What you will do >> State how many lines of the records contain the string "title". Give the number alone.

Records to use >>
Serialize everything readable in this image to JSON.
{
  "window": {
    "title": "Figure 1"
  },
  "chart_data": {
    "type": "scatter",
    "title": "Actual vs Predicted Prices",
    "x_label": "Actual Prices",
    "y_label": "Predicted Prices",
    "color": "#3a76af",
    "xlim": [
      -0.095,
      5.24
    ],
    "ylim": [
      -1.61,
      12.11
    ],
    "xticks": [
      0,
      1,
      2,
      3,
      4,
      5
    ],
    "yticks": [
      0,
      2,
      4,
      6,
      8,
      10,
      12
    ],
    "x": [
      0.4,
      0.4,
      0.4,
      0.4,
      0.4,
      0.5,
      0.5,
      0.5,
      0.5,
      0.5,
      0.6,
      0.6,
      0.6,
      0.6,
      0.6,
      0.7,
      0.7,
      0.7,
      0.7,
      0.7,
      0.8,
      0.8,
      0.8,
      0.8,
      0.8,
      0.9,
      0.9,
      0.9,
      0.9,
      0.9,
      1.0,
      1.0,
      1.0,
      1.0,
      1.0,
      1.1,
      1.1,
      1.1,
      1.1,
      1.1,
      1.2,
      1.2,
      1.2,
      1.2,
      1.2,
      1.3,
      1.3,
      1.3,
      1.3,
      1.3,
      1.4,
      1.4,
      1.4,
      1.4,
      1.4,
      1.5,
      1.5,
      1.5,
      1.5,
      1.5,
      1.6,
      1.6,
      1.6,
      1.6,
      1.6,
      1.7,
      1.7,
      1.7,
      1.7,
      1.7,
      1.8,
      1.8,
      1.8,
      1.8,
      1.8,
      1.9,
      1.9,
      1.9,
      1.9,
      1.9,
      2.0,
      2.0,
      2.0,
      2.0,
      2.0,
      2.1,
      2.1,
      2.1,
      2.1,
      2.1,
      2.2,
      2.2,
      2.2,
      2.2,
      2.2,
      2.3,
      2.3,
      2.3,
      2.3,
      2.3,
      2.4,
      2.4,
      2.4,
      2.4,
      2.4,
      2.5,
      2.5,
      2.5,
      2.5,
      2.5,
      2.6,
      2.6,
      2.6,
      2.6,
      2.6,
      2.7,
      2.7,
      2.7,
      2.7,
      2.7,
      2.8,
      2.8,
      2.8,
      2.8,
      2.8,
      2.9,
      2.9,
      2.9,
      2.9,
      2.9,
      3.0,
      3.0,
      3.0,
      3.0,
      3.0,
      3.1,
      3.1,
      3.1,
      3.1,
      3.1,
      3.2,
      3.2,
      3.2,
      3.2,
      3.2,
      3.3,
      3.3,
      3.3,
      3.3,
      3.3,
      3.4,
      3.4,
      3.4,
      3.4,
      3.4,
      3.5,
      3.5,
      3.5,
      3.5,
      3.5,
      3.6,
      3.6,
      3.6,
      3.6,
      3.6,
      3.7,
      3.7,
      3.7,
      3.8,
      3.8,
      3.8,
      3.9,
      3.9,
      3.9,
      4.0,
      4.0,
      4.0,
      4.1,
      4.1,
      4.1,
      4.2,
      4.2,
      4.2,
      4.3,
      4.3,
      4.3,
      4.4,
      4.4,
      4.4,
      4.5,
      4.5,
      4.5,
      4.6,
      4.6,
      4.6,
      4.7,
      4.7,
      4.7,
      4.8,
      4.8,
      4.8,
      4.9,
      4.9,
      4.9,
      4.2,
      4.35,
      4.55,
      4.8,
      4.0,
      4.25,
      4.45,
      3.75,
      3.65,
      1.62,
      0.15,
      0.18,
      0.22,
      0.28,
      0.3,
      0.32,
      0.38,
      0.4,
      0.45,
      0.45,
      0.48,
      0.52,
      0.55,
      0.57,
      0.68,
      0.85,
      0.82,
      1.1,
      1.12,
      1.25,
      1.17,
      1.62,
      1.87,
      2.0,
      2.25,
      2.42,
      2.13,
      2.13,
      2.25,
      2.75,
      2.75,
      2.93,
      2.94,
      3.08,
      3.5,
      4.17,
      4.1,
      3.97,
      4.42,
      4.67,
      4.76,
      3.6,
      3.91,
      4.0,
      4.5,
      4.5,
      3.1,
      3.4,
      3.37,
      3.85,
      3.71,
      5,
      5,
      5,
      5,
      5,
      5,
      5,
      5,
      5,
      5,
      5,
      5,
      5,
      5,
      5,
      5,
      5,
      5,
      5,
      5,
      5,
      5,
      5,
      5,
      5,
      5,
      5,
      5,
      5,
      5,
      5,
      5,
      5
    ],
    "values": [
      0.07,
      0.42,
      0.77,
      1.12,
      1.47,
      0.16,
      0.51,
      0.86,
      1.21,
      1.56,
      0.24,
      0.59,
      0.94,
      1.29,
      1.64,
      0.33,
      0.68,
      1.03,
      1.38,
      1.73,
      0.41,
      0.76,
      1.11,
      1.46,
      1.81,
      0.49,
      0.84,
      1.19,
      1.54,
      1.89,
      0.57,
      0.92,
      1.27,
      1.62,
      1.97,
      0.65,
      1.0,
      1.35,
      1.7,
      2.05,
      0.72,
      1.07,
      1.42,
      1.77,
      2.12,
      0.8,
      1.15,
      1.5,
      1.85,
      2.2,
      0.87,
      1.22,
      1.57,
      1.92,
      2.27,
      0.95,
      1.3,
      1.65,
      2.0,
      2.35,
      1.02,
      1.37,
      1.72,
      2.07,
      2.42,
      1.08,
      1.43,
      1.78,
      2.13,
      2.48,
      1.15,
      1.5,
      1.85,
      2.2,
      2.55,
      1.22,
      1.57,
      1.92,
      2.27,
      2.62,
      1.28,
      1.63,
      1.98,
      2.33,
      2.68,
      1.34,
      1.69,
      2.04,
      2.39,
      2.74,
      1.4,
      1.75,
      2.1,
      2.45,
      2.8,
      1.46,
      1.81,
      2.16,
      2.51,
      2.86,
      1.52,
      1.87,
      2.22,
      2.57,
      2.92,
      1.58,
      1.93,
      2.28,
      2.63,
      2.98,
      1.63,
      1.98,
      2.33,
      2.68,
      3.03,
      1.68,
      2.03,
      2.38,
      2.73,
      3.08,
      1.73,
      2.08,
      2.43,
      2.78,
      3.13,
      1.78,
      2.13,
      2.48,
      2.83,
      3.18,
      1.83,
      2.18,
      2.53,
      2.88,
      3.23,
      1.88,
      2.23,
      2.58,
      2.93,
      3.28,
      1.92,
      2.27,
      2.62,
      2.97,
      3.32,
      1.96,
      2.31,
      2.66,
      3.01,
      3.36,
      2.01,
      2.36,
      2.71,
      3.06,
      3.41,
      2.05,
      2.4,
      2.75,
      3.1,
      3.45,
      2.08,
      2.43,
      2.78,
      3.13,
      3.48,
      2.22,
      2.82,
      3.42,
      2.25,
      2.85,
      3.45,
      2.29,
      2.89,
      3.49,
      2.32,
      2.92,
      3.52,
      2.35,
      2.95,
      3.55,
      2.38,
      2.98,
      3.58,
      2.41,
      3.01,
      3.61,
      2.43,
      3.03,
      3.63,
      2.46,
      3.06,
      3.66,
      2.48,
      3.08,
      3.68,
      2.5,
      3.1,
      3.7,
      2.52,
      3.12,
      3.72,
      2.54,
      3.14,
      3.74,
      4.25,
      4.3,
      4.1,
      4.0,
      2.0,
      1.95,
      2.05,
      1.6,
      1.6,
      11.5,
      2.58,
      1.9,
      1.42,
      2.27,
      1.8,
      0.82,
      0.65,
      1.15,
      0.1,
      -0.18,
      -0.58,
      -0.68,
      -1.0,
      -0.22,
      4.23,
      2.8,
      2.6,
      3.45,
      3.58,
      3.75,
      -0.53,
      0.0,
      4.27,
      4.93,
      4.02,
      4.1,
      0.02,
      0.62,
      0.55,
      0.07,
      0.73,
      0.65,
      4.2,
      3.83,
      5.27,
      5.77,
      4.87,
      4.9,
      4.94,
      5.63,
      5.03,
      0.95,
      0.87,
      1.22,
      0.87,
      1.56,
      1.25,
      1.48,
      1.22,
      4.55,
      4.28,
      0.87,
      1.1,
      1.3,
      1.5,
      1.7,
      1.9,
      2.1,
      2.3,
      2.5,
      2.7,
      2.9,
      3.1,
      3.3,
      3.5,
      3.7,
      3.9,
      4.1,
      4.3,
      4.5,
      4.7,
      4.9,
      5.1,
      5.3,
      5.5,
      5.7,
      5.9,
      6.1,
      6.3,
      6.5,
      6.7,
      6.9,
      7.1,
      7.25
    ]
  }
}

The solution >> 2